THE TASK >> Would you please copy each line below that includes the string "same"?

** RECORD EXCERPTS follows **

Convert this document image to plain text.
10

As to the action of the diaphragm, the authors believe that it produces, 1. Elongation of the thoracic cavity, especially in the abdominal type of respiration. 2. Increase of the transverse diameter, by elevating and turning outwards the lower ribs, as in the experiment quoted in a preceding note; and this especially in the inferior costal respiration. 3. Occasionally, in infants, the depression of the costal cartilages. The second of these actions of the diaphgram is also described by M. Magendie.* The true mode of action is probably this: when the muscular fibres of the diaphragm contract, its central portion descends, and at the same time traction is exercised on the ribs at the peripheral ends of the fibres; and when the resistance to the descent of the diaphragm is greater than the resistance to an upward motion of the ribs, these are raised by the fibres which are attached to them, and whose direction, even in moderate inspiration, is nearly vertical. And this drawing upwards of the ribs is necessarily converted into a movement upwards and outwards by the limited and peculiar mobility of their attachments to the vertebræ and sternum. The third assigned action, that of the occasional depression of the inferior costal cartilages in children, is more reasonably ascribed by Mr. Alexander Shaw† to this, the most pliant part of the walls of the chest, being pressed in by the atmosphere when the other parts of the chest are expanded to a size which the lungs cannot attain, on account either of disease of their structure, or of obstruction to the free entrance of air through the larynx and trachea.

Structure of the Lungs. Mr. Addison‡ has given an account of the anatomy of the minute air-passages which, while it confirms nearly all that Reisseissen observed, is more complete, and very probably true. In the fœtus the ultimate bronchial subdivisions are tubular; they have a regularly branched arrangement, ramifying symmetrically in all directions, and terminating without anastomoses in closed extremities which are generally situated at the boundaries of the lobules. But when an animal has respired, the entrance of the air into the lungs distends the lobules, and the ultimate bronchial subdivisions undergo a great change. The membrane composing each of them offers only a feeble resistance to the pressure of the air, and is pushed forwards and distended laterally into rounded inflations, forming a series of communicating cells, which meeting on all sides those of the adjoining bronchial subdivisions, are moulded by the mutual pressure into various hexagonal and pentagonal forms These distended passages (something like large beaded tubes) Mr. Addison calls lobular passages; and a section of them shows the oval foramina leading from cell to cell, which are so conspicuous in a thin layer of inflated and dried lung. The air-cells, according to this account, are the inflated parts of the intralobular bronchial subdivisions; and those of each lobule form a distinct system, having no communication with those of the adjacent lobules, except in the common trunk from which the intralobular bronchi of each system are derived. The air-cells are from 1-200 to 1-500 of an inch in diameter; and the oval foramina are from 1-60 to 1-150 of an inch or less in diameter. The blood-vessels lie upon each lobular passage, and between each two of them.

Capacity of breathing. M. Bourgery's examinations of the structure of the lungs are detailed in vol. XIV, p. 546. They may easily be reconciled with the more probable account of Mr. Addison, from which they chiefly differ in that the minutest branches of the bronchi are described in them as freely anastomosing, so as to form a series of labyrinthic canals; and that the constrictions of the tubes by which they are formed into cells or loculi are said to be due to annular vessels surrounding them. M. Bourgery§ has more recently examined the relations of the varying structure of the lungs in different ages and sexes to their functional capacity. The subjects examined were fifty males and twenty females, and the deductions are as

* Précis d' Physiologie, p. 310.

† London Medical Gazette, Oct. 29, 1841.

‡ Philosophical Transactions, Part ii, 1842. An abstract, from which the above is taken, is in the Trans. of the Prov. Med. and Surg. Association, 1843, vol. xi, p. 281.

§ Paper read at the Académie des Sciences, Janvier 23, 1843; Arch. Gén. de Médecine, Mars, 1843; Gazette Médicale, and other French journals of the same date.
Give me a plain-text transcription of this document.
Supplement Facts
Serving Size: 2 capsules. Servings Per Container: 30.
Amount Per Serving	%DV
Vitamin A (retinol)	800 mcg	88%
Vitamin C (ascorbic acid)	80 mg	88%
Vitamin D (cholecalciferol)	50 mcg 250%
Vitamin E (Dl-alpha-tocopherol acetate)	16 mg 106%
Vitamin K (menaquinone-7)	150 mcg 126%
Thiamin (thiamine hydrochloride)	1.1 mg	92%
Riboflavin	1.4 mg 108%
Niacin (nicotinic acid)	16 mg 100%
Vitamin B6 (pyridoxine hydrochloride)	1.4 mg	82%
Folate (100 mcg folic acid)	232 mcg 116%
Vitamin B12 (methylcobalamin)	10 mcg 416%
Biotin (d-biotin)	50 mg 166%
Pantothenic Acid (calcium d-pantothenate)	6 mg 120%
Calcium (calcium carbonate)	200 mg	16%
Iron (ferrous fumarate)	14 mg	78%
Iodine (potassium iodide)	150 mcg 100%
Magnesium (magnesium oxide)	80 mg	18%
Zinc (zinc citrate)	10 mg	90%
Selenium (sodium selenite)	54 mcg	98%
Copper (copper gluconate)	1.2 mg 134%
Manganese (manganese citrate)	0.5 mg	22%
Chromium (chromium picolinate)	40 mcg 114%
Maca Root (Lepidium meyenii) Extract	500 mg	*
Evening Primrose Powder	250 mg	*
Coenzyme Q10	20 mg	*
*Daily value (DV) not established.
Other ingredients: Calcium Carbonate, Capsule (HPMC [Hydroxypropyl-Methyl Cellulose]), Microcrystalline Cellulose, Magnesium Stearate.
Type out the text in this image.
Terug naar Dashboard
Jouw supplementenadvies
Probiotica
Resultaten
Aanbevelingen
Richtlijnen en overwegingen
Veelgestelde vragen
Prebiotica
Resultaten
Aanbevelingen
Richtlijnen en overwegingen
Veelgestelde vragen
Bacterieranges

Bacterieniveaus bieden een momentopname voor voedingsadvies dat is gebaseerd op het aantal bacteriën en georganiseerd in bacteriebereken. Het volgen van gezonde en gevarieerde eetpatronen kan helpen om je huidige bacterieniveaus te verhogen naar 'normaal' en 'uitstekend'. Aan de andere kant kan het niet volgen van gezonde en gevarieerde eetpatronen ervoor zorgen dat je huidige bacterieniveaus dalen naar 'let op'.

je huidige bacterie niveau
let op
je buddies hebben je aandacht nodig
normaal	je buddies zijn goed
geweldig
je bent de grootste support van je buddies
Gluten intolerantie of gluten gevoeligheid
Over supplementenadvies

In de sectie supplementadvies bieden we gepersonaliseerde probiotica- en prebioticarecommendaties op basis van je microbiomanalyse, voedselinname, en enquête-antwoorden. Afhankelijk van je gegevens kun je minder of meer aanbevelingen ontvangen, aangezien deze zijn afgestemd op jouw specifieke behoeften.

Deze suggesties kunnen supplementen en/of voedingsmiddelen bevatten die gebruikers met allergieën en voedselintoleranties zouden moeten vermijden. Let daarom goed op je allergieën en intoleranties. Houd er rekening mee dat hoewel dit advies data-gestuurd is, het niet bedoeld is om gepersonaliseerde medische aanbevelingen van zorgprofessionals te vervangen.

** End of RECORD EXCERPTS **

REPLY TO THE TASK >>
As to the action of the diaphragm, the authors believe that it produces, 1. Elongation of the thoracic cavity, especially in the abdominal type of respiration. 2. Increase of the transverse diameter, by elevating and turning outwards the lower ribs, as in the experiment quoted in a preceding note; and this especially in the inferior costal respiration. 3. Occasionally, in infants, the depression of the costal cartilages. The second of these actions of the diaphgram is also described by M. Magendie.* The true mode of action is probably this: when the muscular fibres of the diaphragm contract, its central portion descends, and at the same time traction is exercised on the ribs at the peripheral ends of the fibres; and when the resistance to the descent of the diaphragm is greater than the resistance to an upward motion of the ribs, these are raised by the fibres which are attached to them, and whose direction, even in moderate inspiration, is nearly vertical. And this drawing upwards of the ribs is necessarily converted into a movement upwards and outwards by the limited and peculiar mobility of their attachments to the vertebræ and sternum. The third assigned action, that of the occasional depression of the inferior costal cartilages in children, is more reasonably ascribed by Mr. Alexander Shaw† to this, the most pliant part of the walls of the chest, being pressed in by the atmosphere when the other parts of the chest are expanded to a size which the lungs cannot attain, on account either of disease of their structure, or of obstruction to the free entrance of air through the larynx and trachea.
§ Paper read at the Académie des Sciences, Janvier 23, 1843; Arch. Gén. de Médecine, Mars, 1843; Gazette Médicale, and other French journals of the same date.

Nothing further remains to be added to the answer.